[BEGIN Records provided]
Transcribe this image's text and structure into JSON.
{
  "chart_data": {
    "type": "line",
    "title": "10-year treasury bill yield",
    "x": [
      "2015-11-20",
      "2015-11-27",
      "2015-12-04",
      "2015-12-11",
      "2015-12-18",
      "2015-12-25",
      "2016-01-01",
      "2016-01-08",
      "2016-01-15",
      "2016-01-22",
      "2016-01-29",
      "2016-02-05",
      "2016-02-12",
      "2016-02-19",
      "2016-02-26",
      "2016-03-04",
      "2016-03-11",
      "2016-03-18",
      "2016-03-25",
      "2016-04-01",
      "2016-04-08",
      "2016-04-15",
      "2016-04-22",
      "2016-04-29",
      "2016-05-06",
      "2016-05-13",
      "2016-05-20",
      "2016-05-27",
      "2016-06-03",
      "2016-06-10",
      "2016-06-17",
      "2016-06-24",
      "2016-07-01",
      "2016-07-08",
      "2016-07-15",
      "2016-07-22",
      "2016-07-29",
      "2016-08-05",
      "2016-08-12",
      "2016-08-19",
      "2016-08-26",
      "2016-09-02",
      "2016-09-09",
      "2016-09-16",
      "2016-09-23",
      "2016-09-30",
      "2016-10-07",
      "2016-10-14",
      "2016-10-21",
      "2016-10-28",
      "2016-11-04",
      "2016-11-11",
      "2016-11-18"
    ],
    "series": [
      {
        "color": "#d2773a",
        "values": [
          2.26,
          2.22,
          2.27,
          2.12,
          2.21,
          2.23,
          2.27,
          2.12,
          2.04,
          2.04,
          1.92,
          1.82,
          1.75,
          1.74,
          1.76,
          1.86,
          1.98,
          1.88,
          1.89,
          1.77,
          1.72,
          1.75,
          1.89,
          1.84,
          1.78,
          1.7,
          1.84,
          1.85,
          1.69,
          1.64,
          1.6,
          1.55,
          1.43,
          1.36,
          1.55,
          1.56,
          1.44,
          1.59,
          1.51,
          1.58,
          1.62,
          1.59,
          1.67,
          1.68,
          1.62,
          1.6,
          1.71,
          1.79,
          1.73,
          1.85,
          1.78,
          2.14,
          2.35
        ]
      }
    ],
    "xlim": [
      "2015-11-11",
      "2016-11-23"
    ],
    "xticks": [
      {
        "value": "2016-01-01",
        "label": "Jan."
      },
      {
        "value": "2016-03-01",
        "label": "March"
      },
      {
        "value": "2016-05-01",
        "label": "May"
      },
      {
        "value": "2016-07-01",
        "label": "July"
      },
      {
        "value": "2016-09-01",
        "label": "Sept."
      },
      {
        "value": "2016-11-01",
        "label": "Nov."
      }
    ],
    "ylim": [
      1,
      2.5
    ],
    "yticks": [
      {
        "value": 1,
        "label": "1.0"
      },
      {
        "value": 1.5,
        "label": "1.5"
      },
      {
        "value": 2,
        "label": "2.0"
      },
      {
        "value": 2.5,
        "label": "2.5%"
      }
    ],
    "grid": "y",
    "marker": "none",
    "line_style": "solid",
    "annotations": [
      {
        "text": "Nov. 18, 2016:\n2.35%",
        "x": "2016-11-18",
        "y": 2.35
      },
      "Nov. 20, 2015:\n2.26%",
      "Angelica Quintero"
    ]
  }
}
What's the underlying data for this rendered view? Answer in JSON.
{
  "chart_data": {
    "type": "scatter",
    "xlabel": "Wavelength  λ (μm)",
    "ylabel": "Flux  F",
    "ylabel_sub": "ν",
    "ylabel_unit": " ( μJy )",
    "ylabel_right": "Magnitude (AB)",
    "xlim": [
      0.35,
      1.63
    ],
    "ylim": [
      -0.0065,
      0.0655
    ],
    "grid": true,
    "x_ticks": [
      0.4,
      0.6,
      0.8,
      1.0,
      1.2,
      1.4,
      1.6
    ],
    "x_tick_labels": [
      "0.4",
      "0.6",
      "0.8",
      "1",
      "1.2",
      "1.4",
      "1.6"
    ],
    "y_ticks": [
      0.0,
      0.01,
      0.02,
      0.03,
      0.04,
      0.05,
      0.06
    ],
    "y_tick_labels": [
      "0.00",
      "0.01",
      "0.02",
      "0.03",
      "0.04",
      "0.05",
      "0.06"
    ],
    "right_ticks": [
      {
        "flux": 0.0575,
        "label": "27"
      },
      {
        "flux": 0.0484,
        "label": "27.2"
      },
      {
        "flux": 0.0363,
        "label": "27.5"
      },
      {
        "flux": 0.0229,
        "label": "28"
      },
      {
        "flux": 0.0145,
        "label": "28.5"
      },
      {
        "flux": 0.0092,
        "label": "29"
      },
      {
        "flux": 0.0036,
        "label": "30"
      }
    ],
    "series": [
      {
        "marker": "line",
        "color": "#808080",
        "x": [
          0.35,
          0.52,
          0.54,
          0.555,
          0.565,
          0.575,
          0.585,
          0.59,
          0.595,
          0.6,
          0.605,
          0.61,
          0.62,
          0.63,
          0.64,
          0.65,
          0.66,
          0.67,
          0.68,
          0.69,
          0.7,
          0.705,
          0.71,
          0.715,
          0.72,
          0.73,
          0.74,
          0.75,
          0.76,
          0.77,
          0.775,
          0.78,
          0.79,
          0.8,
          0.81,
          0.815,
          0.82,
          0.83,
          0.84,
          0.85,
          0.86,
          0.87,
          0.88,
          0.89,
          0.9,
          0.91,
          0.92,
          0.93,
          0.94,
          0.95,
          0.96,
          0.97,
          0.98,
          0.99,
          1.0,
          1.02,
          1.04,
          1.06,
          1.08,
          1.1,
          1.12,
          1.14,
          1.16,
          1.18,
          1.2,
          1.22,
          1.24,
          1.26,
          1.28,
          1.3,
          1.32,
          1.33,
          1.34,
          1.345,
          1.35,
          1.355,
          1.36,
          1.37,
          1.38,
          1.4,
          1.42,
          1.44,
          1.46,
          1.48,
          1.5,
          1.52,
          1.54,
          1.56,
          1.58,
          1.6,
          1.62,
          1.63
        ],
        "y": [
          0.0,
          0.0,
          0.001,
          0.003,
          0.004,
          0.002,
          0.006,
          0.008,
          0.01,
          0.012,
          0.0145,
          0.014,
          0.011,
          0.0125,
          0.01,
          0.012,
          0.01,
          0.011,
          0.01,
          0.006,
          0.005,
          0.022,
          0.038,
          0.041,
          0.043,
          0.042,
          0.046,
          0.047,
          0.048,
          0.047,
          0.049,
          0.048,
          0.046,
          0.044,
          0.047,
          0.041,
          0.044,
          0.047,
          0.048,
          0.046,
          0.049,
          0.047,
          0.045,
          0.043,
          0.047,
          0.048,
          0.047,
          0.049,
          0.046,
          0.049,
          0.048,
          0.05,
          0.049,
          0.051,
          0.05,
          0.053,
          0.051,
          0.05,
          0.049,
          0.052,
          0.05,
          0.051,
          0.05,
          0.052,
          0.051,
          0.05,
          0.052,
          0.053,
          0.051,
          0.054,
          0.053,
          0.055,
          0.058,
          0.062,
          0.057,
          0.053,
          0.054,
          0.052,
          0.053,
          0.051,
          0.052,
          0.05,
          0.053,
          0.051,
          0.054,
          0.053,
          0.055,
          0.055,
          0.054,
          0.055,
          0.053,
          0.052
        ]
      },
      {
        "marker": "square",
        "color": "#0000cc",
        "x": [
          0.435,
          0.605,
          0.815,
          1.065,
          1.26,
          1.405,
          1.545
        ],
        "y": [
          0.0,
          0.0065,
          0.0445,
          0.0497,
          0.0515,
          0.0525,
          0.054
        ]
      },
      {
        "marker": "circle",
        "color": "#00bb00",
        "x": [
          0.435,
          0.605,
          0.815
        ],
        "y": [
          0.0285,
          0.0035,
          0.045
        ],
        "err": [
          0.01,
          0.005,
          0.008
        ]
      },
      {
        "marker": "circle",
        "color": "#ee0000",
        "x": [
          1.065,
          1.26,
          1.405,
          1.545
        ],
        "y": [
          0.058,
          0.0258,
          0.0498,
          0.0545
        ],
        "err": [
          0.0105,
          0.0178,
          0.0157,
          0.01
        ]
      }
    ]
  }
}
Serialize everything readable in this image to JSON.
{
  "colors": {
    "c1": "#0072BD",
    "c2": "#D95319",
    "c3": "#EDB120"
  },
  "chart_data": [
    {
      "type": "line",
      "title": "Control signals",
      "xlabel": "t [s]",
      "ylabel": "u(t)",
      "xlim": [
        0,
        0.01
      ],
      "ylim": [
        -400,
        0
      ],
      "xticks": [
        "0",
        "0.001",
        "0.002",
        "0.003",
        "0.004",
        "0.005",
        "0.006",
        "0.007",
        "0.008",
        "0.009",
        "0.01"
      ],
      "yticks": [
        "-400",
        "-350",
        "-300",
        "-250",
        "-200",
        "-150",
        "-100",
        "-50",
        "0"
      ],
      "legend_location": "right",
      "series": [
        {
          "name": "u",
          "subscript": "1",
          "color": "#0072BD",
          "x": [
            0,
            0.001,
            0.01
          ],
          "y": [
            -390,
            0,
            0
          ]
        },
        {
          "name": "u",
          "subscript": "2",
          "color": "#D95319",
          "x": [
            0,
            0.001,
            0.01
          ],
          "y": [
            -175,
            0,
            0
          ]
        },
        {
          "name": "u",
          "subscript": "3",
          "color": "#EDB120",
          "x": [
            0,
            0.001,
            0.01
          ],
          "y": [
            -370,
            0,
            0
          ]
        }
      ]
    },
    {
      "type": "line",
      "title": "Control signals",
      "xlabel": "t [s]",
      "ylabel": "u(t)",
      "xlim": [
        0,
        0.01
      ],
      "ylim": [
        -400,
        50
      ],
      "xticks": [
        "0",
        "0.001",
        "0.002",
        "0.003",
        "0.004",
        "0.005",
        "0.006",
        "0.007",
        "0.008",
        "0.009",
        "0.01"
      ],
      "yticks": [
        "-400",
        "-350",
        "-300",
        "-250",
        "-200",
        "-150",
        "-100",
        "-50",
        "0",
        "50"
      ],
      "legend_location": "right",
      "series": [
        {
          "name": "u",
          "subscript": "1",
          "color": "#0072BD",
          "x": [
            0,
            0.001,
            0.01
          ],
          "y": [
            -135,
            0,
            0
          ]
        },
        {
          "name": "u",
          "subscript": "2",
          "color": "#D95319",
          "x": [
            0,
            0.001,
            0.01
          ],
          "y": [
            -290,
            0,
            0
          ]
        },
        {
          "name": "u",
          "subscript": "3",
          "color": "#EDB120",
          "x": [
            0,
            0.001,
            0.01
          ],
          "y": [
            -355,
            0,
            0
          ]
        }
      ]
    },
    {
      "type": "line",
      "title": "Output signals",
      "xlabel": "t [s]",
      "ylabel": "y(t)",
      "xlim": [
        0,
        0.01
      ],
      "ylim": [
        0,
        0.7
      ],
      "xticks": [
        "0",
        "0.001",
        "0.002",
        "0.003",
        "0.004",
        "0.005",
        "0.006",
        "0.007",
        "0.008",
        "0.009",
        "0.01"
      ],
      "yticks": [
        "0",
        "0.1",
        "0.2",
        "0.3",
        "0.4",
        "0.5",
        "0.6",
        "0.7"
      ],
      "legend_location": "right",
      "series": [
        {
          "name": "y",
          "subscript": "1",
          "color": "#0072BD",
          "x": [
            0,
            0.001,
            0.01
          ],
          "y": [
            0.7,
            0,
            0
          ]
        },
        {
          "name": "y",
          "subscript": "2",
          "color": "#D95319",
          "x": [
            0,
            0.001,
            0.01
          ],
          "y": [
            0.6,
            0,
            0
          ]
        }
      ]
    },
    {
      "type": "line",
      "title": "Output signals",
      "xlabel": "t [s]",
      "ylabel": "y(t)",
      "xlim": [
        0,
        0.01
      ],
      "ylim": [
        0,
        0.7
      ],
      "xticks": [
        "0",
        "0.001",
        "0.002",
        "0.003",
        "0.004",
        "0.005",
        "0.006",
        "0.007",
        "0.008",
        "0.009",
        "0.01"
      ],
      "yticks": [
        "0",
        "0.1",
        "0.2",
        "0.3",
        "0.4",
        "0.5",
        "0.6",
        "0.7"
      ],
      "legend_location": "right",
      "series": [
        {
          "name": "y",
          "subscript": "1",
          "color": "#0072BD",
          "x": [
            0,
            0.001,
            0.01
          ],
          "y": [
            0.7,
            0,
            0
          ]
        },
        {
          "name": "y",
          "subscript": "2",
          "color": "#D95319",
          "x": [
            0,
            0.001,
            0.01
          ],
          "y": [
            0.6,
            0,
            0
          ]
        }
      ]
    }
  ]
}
[END Records provided]
Collect every line with the string "this" from the records, and copy each.

Transcribe this image's text and structure into JSON.
What's the underlying data for this rendered view? Answer in JSON.
Serialize everything readable in this image to JSON.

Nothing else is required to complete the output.